- [Your objective]:
From the listing below, extract each line containing the string "What".
--- Start Stored records ---
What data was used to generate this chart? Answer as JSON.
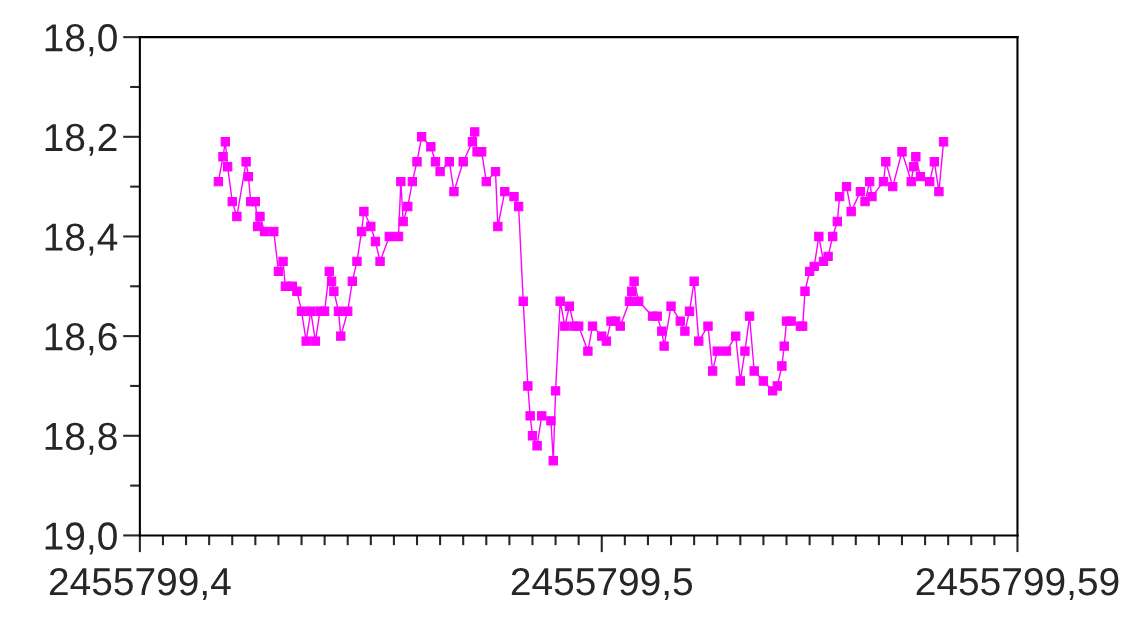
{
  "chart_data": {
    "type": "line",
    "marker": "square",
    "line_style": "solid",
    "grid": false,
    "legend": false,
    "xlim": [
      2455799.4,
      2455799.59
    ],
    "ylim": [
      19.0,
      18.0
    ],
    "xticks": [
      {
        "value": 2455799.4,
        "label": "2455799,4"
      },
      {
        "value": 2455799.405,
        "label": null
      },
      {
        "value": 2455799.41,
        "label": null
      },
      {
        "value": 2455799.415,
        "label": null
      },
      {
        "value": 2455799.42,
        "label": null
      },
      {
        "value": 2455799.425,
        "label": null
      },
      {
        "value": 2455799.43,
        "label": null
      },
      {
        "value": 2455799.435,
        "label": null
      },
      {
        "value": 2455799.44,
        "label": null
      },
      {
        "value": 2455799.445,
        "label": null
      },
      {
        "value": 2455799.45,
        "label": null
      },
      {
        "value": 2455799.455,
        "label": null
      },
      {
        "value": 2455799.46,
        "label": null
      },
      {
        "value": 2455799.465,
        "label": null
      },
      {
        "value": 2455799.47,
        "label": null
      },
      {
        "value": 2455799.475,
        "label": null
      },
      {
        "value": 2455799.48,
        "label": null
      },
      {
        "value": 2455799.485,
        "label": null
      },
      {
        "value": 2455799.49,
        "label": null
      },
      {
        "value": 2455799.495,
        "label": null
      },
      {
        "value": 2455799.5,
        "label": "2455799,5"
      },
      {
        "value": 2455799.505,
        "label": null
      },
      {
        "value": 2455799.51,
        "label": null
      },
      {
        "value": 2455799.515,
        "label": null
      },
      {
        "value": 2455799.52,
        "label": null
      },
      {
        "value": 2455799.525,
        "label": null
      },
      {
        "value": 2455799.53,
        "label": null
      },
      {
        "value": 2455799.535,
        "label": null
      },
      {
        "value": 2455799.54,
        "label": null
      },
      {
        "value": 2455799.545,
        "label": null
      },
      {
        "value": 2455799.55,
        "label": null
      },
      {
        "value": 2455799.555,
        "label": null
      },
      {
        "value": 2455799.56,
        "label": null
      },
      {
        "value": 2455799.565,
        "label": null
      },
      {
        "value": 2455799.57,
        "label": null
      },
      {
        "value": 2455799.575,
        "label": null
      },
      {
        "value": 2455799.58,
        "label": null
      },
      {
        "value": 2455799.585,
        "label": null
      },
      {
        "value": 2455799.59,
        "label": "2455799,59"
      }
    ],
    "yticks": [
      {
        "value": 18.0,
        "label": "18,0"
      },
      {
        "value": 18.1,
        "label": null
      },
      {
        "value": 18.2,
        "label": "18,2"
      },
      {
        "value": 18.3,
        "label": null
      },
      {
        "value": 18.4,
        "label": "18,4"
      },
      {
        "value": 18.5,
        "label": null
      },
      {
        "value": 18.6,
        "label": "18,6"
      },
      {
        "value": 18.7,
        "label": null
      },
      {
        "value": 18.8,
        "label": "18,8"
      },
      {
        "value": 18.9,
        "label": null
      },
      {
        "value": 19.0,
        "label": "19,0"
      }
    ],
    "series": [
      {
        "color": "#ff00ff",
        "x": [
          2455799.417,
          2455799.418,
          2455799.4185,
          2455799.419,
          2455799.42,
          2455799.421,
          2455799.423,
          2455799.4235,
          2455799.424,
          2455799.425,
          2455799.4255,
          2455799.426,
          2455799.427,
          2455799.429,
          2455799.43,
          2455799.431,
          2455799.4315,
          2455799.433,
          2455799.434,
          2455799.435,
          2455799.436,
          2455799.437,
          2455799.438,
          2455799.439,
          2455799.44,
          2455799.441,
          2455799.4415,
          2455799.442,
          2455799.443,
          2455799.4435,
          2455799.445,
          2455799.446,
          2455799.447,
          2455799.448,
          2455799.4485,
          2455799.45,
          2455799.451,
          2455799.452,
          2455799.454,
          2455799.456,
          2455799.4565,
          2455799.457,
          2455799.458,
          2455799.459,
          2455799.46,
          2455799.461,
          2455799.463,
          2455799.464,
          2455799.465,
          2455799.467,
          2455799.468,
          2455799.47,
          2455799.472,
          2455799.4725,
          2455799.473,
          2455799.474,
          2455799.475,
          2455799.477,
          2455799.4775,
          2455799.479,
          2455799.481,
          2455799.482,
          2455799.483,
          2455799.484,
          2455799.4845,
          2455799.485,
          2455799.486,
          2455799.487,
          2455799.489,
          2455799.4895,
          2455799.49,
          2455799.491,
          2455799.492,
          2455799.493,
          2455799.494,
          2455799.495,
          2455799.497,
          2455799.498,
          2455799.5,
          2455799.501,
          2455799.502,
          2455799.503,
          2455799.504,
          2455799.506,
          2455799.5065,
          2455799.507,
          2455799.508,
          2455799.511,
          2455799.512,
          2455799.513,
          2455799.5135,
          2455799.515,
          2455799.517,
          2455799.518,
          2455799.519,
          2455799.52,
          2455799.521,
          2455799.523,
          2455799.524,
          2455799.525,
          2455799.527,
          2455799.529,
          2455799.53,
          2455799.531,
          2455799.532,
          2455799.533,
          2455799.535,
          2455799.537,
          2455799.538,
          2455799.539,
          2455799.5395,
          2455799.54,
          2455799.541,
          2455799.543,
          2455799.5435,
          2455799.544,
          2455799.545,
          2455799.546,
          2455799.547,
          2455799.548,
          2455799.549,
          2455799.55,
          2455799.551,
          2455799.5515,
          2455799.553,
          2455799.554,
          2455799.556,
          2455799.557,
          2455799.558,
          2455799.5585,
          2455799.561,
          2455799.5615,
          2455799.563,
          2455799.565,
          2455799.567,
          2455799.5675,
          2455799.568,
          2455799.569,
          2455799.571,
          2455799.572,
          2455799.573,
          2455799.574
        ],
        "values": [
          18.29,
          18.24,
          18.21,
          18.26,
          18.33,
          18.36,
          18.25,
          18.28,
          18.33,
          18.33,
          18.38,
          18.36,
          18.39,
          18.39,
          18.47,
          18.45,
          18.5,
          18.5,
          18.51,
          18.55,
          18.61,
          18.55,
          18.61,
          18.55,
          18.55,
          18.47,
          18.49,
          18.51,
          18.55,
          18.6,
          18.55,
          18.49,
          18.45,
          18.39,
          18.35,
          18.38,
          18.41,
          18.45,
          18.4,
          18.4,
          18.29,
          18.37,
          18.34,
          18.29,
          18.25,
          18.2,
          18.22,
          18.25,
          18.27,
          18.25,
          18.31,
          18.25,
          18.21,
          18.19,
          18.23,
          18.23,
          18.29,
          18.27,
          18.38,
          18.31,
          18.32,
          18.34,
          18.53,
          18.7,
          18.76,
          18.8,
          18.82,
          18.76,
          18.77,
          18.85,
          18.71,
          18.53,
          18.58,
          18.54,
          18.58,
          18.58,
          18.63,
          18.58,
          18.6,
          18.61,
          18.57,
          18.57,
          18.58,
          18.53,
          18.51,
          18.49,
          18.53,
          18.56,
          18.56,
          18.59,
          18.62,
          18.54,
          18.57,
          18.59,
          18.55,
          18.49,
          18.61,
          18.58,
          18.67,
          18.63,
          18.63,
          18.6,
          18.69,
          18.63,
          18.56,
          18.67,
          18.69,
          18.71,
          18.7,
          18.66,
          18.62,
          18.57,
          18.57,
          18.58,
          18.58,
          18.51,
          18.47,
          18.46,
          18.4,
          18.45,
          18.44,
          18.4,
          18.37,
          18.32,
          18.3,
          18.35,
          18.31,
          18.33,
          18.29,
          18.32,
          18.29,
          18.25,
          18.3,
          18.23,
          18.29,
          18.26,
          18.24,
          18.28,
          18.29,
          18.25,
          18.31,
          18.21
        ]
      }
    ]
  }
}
--- End Stored records ---
--- Start Stored records ---
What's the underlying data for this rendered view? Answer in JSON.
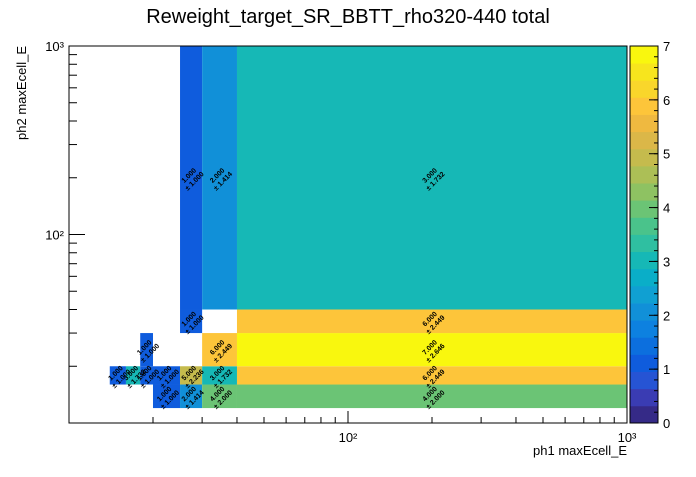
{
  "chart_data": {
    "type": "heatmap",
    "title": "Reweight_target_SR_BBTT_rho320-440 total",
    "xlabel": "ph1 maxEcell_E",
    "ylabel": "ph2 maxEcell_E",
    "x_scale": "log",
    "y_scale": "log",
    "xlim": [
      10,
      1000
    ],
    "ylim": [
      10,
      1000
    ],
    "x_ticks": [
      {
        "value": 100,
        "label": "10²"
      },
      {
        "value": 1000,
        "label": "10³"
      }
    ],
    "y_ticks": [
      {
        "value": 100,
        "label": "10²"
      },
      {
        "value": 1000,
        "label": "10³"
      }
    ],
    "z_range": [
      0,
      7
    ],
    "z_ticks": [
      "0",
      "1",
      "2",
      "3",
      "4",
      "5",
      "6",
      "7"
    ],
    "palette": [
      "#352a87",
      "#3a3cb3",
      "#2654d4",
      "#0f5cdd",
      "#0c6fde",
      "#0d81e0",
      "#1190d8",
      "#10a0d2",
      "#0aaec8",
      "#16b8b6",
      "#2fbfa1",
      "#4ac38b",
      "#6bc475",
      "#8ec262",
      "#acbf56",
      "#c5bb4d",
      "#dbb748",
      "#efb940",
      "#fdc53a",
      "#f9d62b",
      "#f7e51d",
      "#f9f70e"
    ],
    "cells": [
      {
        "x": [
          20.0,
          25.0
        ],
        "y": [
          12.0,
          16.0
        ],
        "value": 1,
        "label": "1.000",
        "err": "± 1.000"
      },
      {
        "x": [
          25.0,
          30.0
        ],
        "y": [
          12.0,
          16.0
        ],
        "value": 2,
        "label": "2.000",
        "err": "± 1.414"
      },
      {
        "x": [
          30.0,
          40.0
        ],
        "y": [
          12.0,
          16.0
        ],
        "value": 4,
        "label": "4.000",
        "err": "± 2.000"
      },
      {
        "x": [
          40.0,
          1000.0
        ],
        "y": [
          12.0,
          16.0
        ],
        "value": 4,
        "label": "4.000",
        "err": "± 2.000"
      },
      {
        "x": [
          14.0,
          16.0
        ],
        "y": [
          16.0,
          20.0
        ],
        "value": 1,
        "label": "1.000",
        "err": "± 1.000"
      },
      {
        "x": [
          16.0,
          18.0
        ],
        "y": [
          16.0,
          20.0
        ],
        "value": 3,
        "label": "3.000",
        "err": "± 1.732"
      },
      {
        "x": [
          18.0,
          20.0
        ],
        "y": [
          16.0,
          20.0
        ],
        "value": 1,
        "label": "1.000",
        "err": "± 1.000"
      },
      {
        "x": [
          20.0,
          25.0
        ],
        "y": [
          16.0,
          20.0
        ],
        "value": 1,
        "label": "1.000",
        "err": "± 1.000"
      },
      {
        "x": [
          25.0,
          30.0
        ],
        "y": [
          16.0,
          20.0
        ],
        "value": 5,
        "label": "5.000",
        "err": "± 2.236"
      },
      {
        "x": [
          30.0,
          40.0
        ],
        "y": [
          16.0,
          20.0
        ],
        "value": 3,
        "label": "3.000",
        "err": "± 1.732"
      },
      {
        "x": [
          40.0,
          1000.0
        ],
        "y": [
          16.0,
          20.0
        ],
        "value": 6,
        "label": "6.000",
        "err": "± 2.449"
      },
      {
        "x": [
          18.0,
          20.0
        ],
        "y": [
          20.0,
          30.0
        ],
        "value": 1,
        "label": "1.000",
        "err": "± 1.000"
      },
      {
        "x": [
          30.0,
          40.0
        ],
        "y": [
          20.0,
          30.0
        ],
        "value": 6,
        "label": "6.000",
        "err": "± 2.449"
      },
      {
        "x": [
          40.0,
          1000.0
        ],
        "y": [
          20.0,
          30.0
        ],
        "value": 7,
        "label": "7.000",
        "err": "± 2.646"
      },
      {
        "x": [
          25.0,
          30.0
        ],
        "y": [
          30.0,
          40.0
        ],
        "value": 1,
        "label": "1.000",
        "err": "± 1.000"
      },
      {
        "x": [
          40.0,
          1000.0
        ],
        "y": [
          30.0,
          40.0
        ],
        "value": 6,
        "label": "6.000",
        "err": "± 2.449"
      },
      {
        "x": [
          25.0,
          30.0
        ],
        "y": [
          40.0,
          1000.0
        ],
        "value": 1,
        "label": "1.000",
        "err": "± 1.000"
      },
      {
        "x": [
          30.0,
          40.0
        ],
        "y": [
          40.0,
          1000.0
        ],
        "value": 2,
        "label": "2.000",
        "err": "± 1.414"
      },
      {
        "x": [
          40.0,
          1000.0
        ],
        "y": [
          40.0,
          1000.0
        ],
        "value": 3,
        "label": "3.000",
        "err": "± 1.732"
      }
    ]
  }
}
--- End Stored records ---
- [Correct output]:
What data was used to generate this chart? Answer as JSON.
What's the underlying data for this rendered view? Answer in JSON.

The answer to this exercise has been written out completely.